Take the entries below and print all of them exactly, please.
-------- Material for this exercise
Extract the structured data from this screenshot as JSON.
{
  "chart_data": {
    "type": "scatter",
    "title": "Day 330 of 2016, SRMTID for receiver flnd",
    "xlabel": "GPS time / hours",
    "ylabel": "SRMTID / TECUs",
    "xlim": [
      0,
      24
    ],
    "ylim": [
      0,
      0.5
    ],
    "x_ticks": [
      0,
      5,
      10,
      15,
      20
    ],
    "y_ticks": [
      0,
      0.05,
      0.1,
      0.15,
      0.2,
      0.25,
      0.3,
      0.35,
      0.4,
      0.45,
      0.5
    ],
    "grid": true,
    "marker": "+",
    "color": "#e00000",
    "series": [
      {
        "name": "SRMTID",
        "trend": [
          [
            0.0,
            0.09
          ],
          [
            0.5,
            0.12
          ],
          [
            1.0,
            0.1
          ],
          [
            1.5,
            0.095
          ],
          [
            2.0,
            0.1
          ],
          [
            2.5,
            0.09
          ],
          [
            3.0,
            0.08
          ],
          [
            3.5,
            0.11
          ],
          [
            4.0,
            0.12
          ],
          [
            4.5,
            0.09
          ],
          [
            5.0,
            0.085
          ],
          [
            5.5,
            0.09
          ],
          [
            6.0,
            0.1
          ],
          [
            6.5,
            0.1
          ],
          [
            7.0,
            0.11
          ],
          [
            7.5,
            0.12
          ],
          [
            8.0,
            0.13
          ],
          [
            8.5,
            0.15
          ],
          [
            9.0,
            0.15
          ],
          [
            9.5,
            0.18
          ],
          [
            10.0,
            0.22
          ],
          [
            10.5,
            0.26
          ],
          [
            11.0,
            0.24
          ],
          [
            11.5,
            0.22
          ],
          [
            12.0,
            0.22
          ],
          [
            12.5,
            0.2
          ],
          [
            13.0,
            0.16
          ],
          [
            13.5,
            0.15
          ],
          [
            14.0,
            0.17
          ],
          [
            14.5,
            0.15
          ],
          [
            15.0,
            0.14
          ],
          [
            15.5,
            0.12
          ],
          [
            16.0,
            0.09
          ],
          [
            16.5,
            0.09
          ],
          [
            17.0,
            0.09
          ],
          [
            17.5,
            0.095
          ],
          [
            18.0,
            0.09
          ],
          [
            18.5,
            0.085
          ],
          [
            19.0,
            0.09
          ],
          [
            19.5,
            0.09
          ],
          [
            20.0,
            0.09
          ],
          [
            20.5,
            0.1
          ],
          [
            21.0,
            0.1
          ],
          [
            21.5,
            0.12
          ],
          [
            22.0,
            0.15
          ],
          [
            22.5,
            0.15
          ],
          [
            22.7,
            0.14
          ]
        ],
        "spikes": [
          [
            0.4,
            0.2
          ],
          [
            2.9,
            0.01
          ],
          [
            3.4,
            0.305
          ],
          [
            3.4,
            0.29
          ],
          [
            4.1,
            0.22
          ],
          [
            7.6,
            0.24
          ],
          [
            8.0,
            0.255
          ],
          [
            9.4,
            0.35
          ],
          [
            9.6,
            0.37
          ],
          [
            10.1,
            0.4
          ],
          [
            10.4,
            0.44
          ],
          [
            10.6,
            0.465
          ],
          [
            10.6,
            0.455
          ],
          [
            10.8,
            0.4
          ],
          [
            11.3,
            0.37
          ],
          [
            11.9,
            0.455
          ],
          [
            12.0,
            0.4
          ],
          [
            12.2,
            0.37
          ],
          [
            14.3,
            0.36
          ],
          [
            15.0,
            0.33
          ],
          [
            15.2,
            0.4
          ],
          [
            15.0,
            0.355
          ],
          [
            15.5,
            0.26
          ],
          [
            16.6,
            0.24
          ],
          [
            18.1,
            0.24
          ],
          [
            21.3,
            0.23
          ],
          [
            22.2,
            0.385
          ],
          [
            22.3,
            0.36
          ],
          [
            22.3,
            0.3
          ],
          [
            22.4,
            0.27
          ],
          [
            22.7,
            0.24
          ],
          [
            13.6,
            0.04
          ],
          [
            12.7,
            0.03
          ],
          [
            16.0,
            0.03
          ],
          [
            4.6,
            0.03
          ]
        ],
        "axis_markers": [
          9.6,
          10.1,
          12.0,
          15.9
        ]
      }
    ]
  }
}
----------------
Result:
Extract the structured data from this screenshot as JSON.
{
  "chart_data": {
    "type": "scatter",
    "title": "Day 330 of 2016, SRMTID for receiver flnd",
    "xlabel": "GPS time / hours",
    "ylabel": "SRMTID / TECUs",
    "xlim": [
      0,
      24
    ],
    "ylim": [
      0,
      0.5
    ],
    "x_ticks": [
      0,
      5,
      10,
      15,
      20
    ],
    "y_ticks": [
      0,
      0.05,
      0.1,
      0.15,
      0.2,
      0.25,
      0.3,
      0.35,
      0.4,
      0.45,
      0.5
    ],
    "grid": true,
    "marker": "+",
    "color": "#e00000",
    "series": [
      {
        "name": "SRMTID",
        "trend": [
          [
            0.0,
            0.09
          ],
          [
            0.5,
            0.12
          ],
          [
            1.0,
            0.1
          ],
          [
            1.5,
            0.095
          ],
          [
            2.0,
            0.1
          ],
          [
            2.5,
            0.09
          ],
          [
            3.0,
            0.08
          ],
          [
            3.5,
            0.11
          ],
          [
            4.0,
            0.12
          ],
          [
            4.5,
            0.09
          ],
          [
            5.0,
            0.085
          ],
          [
            5.5,
            0.09
          ],
          [
            6.0,
            0.1
          ],
          [
            6.5,
            0.1
          ],
          [
            7.0,
            0.11
          ],
          [
            7.5,
            0.12
          ],
          [
            8.0,
            0.13
          ],
          [
            8.5,
            0.15
          ],
          [
            9.0,
            0.15
          ],
          [
            9.5,
            0.18
          ],
          [
            10.0,
            0.22
          ],
          [
            10.5,
            0.26
          ],
          [
            11.0,
            0.24
          ],
          [
            11.5,
            0.22
          ],
          [
            12.0,
            0.22
          ],
          [
            12.5,
            0.2
          ],
          [
            13.0,
            0.16
          ],
          [
            13.5,
            0.15
          ],
          [
            14.0,
            0.17
          ],
          [
            14.5,
            0.15
          ],
          [
            15.0,
            0.14
          ],
          [
            15.5,
            0.12
          ],
          [
            16.0,
            0.09
          ],
          [
            16.5,
            0.09
          ],
          [
            17.0,
            0.09
          ],
          [
            17.5,
            0.095
          ],
          [
            18.0,
            0.09
          ],
          [
            18.5,
            0.085
          ],
          [
            19.0,
            0.09
          ],
          [
            19.5,
            0.09
          ],
          [
            20.0,
            0.09
          ],
          [
            20.5,
            0.1
          ],
          [
            21.0,
            0.1
          ],
          [
            21.5,
            0.12
          ],
          [
            22.0,
            0.15
          ],
          [
            22.5,
            0.15
          ],
          [
            22.7,
            0.14
          ]
        ],
        "spikes": [
          [
            0.4,
            0.2
          ],
          [
            2.9,
            0.01
          ],
          [
            3.4,
            0.305
          ],
          [
            3.4,
            0.29
          ],
          [
            4.1,
            0.22
          ],
          [
            7.6,
            0.24
          ],
          [
            8.0,
            0.255
          ],
          [
            9.4,
            0.35
          ],
          [
            9.6,
            0.37
          ],
          [
            10.1,
            0.4
          ],
          [
            10.4,
            0.44
          ],
          [
            10.6,
            0.465
          ],
          [
            10.6,
            0.455
          ],
          [
            10.8,
            0.4
          ],
          [
            11.3,
            0.37
          ],
          [
            11.9,
            0.455
          ],
          [
            12.0,
            0.4
          ],
          [
            12.2,
            0.37
          ],
          [
            14.3,
            0.36
          ],
          [
            15.0,
            0.33
          ],
          [
            15.2,
            0.4
          ],
          [
            15.0,
            0.355
          ],
          [
            15.5,
            0.26
          ],
          [
            16.6,
            0.24
          ],
          [
            18.1,
            0.24
          ],
          [
            21.3,
            0.23
          ],
          [
            22.2,
            0.385
          ],
          [
            22.3,
            0.36
          ],
          [
            22.3,
            0.3
          ],
          [
            22.4,
            0.27
          ],
          [
            22.7,
            0.24
          ],
          [
            13.6,
            0.04
          ],
          [
            12.7,
            0.03
          ],
          [
            16.0,
            0.03
          ],
          [
            4.6,
            0.03
          ]
        ],
        "axis_markers": [
          9.6,
          10.1,
          12.0,
          15.9
        ]
      }
    ]
  }
}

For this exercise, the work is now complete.